▶ **Exercise instructions**: Extract every record, exactly as written, and ignore the pictures.

▶ **Supplied data**:
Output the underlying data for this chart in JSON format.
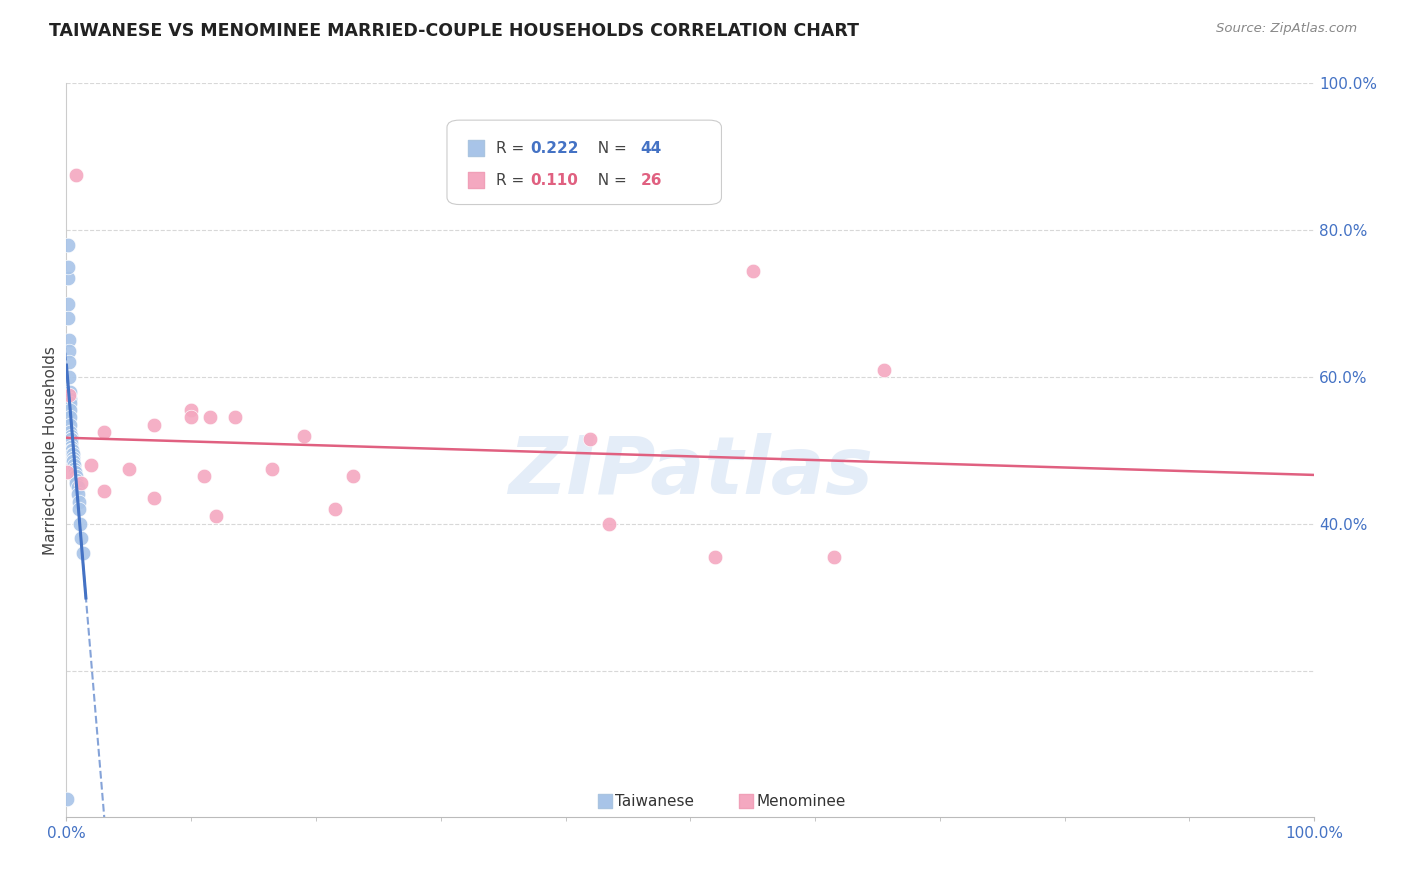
{
  "title": "TAIWANESE VS MENOMINEE MARRIED-COUPLE HOUSEHOLDS CORRELATION CHART",
  "source": "Source: ZipAtlas.com",
  "ylabel": "Married-couple Households",
  "watermark": "ZIPatlas",
  "taiwanese_R": 0.222,
  "taiwanese_N": 44,
  "menominee_R": 0.11,
  "menominee_N": 26,
  "taiwanese_color": "#a8c4e8",
  "taiwanese_line_color": "#4472c4",
  "menominee_color": "#f4a8c0",
  "menominee_line_color": "#e06080",
  "background_color": "#ffffff",
  "xlim": [
    0.0,
    1.0
  ],
  "ylim": [
    0.0,
    1.0
  ],
  "taiwanese_x": [
    0.0005,
    0.001,
    0.001,
    0.0015,
    0.0015,
    0.0015,
    0.002,
    0.002,
    0.002,
    0.002,
    0.0025,
    0.0025,
    0.003,
    0.003,
    0.003,
    0.003,
    0.003,
    0.0035,
    0.0035,
    0.004,
    0.004,
    0.004,
    0.004,
    0.0045,
    0.0045,
    0.005,
    0.005,
    0.005,
    0.0055,
    0.006,
    0.006,
    0.0065,
    0.007,
    0.007,
    0.0075,
    0.008,
    0.008,
    0.009,
    0.009,
    0.01,
    0.01,
    0.011,
    0.012,
    0.013
  ],
  "taiwanese_y": [
    0.025,
    0.78,
    0.735,
    0.75,
    0.7,
    0.68,
    0.65,
    0.635,
    0.62,
    0.6,
    0.58,
    0.57,
    0.565,
    0.555,
    0.545,
    0.535,
    0.525,
    0.52,
    0.515,
    0.515,
    0.51,
    0.505,
    0.5,
    0.5,
    0.495,
    0.495,
    0.49,
    0.485,
    0.485,
    0.48,
    0.475,
    0.47,
    0.47,
    0.465,
    0.465,
    0.46,
    0.455,
    0.45,
    0.44,
    0.43,
    0.42,
    0.4,
    0.38,
    0.36
  ],
  "menominee_x": [
    0.0005,
    0.002,
    0.008,
    0.012,
    0.02,
    0.03,
    0.03,
    0.05,
    0.07,
    0.07,
    0.1,
    0.1,
    0.11,
    0.115,
    0.12,
    0.135,
    0.165,
    0.19,
    0.215,
    0.23,
    0.42,
    0.435,
    0.52,
    0.55,
    0.615,
    0.655
  ],
  "menominee_y": [
    0.47,
    0.575,
    0.875,
    0.455,
    0.48,
    0.525,
    0.445,
    0.475,
    0.535,
    0.435,
    0.555,
    0.545,
    0.465,
    0.545,
    0.41,
    0.545,
    0.475,
    0.52,
    0.42,
    0.465,
    0.515,
    0.4,
    0.355,
    0.745,
    0.355,
    0.61
  ],
  "ytick_values": [
    0.0,
    0.2,
    0.4,
    0.6,
    0.8,
    1.0
  ],
  "ytick_labels": [
    "",
    "",
    "40.0%",
    "60.0%",
    "80.0%",
    "100.0%"
  ],
  "xtick_minor": [
    0.1,
    0.2,
    0.3,
    0.4,
    0.5,
    0.6,
    0.7,
    0.8,
    0.9
  ]
}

▶ **Solution for this exercise**:
Output the underlying data for this chart in JSON format.
{
  "title": "TAIWANESE VS MENOMINEE MARRIED-COUPLE HOUSEHOLDS CORRELATION CHART",
  "source": "Source: ZipAtlas.com",
  "ylabel": "Married-couple Households",
  "watermark": "ZIPatlas",
  "taiwanese_R": 0.222,
  "taiwanese_N": 44,
  "menominee_R": 0.11,
  "menominee_N": 26,
  "taiwanese_color": "#a8c4e8",
  "taiwanese_line_color": "#4472c4",
  "menominee_color": "#f4a8c0",
  "menominee_line_color": "#e06080",
  "background_color": "#ffffff",
  "xlim": [
    0.0,
    1.0
  ],
  "ylim": [
    0.0,
    1.0
  ],
  "taiwanese_x": [
    0.0005,
    0.001,
    0.001,
    0.0015,
    0.0015,
    0.0015,
    0.002,
    0.002,
    0.002,
    0.002,
    0.0025,
    0.0025,
    0.003,
    0.003,
    0.003,
    0.003,
    0.003,
    0.0035,
    0.0035,
    0.004,
    0.004,
    0.004,
    0.004,
    0.0045,
    0.0045,
    0.005,
    0.005,
    0.005,
    0.0055,
    0.006,
    0.006,
    0.0065,
    0.007,
    0.007,
    0.0075,
    0.008,
    0.008,
    0.009,
    0.009,
    0.01,
    0.01,
    0.011,
    0.012,
    0.013
  ],
  "taiwanese_y": [
    0.025,
    0.78,
    0.735,
    0.75,
    0.7,
    0.68,
    0.65,
    0.635,
    0.62,
    0.6,
    0.58,
    0.57,
    0.565,
    0.555,
    0.545,
    0.535,
    0.525,
    0.52,
    0.515,
    0.515,
    0.51,
    0.505,
    0.5,
    0.5,
    0.495,
    0.495,
    0.49,
    0.485,
    0.485,
    0.48,
    0.475,
    0.47,
    0.47,
    0.465,
    0.465,
    0.46,
    0.455,
    0.45,
    0.44,
    0.43,
    0.42,
    0.4,
    0.38,
    0.36
  ],
  "menominee_x": [
    0.0005,
    0.002,
    0.008,
    0.012,
    0.02,
    0.03,
    0.03,
    0.05,
    0.07,
    0.07,
    0.1,
    0.1,
    0.11,
    0.115,
    0.12,
    0.135,
    0.165,
    0.19,
    0.215,
    0.23,
    0.42,
    0.435,
    0.52,
    0.55,
    0.615,
    0.655
  ],
  "menominee_y": [
    0.47,
    0.575,
    0.875,
    0.455,
    0.48,
    0.525,
    0.445,
    0.475,
    0.535,
    0.435,
    0.555,
    0.545,
    0.465,
    0.545,
    0.41,
    0.545,
    0.475,
    0.52,
    0.42,
    0.465,
    0.515,
    0.4,
    0.355,
    0.745,
    0.355,
    0.61
  ],
  "ytick_values": [
    0.0,
    0.2,
    0.4,
    0.6,
    0.8,
    1.0
  ],
  "ytick_labels": [
    "",
    "",
    "40.0%",
    "60.0%",
    "80.0%",
    "100.0%"
  ],
  "xtick_minor": [
    0.1,
    0.2,
    0.3,
    0.4,
    0.5,
    0.6,
    0.7,
    0.8,
    0.9
  ]
}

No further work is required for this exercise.